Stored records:
################
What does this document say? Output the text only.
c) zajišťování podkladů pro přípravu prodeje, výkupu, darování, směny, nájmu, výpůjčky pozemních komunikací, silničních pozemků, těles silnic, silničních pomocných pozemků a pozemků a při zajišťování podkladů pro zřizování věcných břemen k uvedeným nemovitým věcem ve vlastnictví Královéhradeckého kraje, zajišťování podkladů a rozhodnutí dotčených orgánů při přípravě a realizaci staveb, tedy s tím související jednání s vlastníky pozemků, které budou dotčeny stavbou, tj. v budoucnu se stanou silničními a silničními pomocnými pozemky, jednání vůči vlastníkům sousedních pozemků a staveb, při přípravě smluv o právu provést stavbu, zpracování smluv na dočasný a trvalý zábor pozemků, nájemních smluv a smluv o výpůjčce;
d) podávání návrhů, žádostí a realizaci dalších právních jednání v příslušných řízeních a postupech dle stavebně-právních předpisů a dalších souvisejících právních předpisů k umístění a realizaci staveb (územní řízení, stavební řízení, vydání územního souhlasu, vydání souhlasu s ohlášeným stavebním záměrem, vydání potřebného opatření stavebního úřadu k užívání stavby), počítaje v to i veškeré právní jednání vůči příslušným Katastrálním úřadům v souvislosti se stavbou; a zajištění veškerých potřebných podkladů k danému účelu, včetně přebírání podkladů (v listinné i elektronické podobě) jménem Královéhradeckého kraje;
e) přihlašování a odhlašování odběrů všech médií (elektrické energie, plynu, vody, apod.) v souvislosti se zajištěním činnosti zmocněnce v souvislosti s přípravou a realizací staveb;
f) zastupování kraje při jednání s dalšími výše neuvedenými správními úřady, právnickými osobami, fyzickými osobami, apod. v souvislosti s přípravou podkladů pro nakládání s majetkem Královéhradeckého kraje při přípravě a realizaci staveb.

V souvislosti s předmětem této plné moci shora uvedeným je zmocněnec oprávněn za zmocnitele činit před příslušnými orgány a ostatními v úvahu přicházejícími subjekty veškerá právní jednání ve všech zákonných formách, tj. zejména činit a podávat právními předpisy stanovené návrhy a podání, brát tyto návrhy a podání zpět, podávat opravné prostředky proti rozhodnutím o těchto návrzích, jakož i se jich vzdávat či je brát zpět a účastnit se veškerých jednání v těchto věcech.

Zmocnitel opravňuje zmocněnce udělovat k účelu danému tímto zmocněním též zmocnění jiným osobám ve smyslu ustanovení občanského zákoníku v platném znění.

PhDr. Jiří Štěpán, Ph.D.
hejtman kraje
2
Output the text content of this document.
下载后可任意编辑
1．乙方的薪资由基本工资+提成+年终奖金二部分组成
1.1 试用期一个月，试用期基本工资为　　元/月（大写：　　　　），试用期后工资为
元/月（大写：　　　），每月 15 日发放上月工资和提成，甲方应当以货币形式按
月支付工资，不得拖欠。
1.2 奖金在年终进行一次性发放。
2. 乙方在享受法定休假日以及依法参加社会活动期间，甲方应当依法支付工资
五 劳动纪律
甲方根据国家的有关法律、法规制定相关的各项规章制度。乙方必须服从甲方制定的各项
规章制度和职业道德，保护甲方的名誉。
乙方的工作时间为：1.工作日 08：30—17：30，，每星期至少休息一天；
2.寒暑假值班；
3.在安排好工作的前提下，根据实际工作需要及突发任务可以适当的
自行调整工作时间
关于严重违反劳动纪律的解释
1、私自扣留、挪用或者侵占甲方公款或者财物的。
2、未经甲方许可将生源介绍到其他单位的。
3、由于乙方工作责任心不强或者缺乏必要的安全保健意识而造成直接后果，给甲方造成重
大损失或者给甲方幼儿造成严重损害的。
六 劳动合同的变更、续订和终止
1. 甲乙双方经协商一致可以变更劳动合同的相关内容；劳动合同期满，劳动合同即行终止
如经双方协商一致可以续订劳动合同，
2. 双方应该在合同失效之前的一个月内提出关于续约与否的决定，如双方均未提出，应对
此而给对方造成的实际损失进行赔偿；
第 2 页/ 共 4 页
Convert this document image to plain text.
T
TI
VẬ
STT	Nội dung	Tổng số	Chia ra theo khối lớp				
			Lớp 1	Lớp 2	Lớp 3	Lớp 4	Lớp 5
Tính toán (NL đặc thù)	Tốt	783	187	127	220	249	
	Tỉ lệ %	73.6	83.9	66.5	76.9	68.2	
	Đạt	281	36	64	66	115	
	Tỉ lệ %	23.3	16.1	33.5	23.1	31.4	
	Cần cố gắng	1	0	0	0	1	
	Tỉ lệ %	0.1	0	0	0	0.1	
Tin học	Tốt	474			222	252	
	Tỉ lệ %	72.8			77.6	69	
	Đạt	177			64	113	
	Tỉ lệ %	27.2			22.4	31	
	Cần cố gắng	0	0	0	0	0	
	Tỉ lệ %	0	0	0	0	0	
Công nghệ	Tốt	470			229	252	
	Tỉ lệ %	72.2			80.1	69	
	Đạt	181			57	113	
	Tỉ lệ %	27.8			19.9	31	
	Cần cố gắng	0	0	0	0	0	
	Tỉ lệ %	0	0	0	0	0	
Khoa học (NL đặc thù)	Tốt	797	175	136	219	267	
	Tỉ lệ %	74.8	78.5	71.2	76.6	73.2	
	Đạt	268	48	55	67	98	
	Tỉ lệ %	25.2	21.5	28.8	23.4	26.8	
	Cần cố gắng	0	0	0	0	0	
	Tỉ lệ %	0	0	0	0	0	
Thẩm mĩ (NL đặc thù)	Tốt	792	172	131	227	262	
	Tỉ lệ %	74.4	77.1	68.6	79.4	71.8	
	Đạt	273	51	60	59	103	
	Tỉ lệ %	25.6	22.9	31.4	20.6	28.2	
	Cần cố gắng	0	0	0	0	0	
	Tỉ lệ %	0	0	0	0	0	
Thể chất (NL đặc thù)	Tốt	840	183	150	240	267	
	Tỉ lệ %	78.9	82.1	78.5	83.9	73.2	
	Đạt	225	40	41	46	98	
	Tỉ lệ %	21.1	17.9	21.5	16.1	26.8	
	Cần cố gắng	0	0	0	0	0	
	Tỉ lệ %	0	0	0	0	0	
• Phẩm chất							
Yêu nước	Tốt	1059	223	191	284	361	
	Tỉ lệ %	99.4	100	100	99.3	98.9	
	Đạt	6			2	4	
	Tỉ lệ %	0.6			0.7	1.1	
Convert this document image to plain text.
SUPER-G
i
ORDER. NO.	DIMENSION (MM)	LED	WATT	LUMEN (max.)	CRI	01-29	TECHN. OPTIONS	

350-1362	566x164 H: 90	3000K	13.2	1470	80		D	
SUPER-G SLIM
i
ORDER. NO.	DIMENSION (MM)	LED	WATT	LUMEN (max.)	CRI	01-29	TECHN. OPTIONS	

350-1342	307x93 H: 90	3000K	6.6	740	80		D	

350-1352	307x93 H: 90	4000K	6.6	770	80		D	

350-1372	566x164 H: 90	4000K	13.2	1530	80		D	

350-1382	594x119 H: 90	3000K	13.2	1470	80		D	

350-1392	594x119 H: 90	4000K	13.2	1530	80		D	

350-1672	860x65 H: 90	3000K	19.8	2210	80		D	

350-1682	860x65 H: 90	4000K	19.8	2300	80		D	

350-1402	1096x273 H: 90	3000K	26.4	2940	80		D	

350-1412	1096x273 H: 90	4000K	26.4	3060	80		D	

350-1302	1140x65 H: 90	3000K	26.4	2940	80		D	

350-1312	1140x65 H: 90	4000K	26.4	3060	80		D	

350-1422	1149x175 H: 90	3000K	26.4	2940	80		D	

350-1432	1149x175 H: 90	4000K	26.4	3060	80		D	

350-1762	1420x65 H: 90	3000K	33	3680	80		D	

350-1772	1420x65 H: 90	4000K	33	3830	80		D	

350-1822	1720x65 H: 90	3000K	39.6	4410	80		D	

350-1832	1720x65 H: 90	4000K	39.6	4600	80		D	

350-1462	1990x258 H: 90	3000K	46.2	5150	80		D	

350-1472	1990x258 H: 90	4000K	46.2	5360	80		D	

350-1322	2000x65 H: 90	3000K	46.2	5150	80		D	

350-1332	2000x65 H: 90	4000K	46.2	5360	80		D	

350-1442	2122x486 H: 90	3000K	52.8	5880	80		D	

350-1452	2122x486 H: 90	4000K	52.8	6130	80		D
################
Challenge: Copy each line of the records above that carries the word "text".

The output:
What does this document say? Output the text only.
Output the text content of this document.
Convert this document image to plain text.
Convert this document image to plain text.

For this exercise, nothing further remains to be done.